# Data for this exercise start
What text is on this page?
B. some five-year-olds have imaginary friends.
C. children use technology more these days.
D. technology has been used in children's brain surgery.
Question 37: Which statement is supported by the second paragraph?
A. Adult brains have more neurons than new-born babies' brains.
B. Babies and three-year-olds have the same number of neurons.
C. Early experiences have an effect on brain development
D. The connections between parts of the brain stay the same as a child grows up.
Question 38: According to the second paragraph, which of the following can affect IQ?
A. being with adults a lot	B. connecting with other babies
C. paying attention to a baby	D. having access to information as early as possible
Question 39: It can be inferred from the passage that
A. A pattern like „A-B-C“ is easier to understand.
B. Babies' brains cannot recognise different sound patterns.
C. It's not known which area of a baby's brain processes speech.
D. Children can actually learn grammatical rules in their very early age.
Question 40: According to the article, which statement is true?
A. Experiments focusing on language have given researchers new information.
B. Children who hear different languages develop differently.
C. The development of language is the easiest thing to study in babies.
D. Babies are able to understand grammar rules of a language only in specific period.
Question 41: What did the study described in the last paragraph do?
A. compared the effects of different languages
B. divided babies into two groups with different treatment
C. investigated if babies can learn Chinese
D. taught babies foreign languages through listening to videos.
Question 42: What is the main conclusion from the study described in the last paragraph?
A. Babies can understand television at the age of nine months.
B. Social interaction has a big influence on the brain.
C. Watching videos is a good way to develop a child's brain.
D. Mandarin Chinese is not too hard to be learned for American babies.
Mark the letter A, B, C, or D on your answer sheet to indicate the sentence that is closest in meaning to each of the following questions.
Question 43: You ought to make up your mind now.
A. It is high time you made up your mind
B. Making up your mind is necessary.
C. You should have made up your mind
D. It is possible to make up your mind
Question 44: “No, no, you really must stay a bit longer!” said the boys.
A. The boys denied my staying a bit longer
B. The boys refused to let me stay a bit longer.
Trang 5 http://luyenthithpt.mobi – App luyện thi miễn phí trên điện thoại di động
# Data for this exercise end
# Data for this exercise start
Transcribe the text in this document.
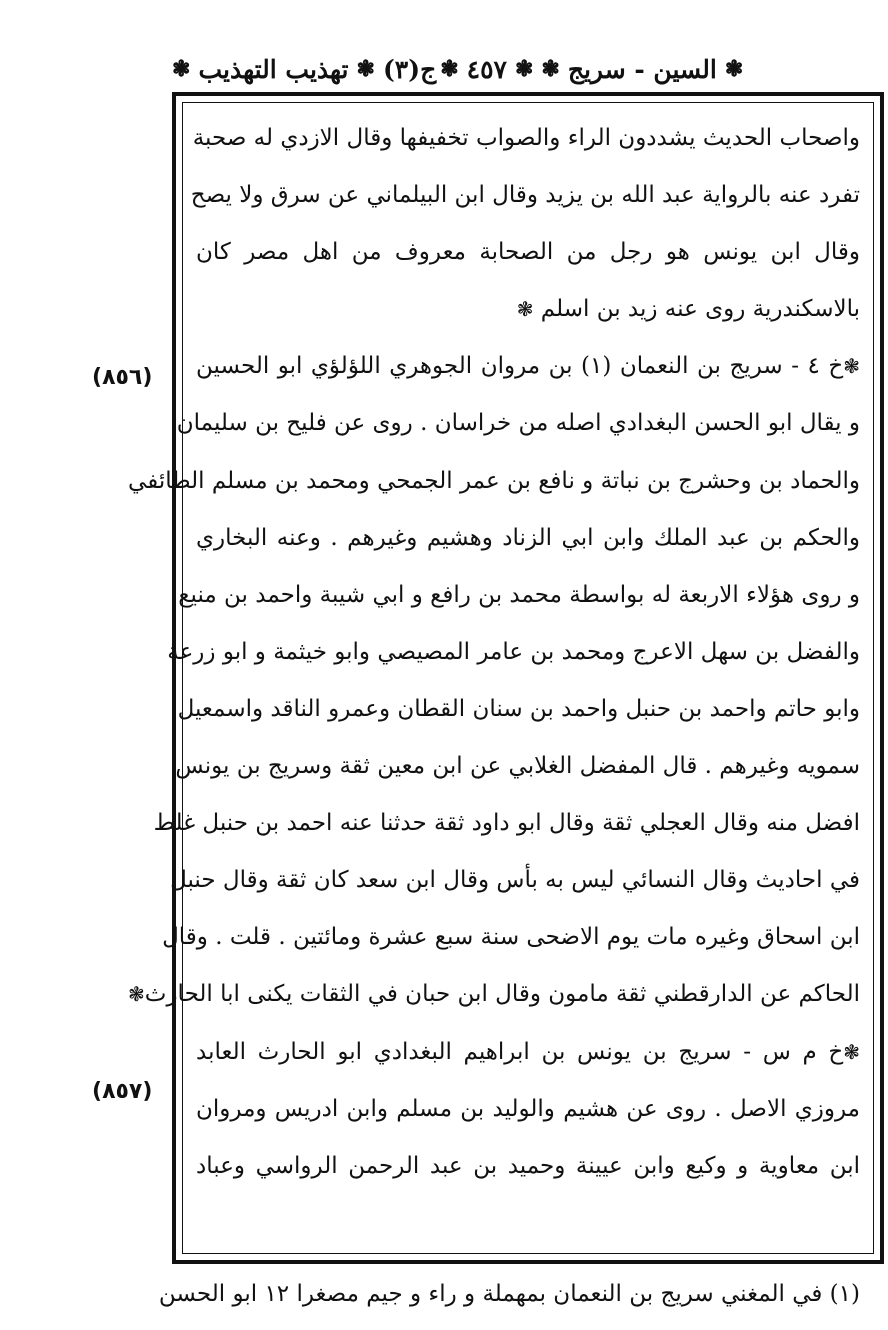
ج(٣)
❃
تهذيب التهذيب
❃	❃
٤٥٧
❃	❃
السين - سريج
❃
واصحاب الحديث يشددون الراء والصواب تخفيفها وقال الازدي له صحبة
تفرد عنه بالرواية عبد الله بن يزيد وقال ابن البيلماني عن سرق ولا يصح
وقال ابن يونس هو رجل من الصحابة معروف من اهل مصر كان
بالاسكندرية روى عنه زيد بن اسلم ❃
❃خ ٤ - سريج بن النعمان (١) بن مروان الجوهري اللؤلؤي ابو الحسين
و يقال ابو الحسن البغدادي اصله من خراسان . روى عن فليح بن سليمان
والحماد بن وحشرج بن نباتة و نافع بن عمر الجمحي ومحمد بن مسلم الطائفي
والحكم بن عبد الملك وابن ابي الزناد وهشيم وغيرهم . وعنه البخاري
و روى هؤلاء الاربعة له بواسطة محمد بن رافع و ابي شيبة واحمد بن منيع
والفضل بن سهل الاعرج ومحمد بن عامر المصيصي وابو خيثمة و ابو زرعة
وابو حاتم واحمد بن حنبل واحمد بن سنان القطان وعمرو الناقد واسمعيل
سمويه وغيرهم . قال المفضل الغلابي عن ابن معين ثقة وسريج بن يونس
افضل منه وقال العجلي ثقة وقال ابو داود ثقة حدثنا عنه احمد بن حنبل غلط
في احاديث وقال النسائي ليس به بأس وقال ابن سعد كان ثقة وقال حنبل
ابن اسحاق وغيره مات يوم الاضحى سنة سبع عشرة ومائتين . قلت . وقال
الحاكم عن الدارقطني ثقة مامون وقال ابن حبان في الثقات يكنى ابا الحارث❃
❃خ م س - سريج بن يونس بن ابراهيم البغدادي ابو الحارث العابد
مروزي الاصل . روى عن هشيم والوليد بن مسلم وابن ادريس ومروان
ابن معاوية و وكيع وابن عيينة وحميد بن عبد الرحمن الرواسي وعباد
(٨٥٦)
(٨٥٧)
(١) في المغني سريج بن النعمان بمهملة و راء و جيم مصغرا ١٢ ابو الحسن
# Data for this exercise end
# Data for this exercise start
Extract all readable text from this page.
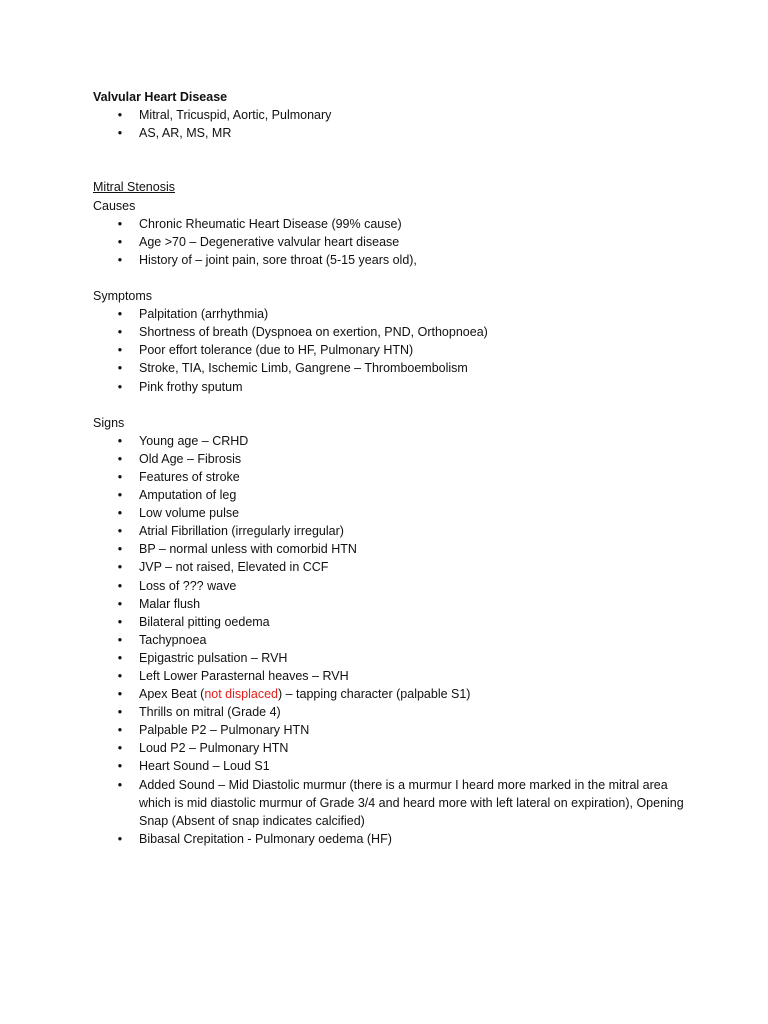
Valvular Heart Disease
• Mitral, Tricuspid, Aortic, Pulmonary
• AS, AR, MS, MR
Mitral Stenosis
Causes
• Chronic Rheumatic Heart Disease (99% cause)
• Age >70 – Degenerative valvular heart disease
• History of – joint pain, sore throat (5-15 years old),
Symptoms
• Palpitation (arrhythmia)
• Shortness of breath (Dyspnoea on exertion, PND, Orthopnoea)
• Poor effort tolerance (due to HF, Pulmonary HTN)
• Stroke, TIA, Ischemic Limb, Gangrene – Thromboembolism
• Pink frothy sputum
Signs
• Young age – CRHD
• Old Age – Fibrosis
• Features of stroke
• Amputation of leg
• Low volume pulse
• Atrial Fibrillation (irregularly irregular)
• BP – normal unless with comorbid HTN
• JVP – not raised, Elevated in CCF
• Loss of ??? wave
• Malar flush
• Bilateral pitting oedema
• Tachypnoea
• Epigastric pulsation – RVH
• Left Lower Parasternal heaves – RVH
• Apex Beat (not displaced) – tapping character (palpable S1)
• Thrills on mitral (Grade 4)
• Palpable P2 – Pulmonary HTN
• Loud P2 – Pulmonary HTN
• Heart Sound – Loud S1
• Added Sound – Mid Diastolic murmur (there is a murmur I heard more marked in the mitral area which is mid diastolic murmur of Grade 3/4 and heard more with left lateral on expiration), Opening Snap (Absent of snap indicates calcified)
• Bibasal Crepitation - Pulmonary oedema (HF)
# Data for this exercise end
[Goal]: Give only the number of lines in the material above that include the word "information".

[Task response]: 2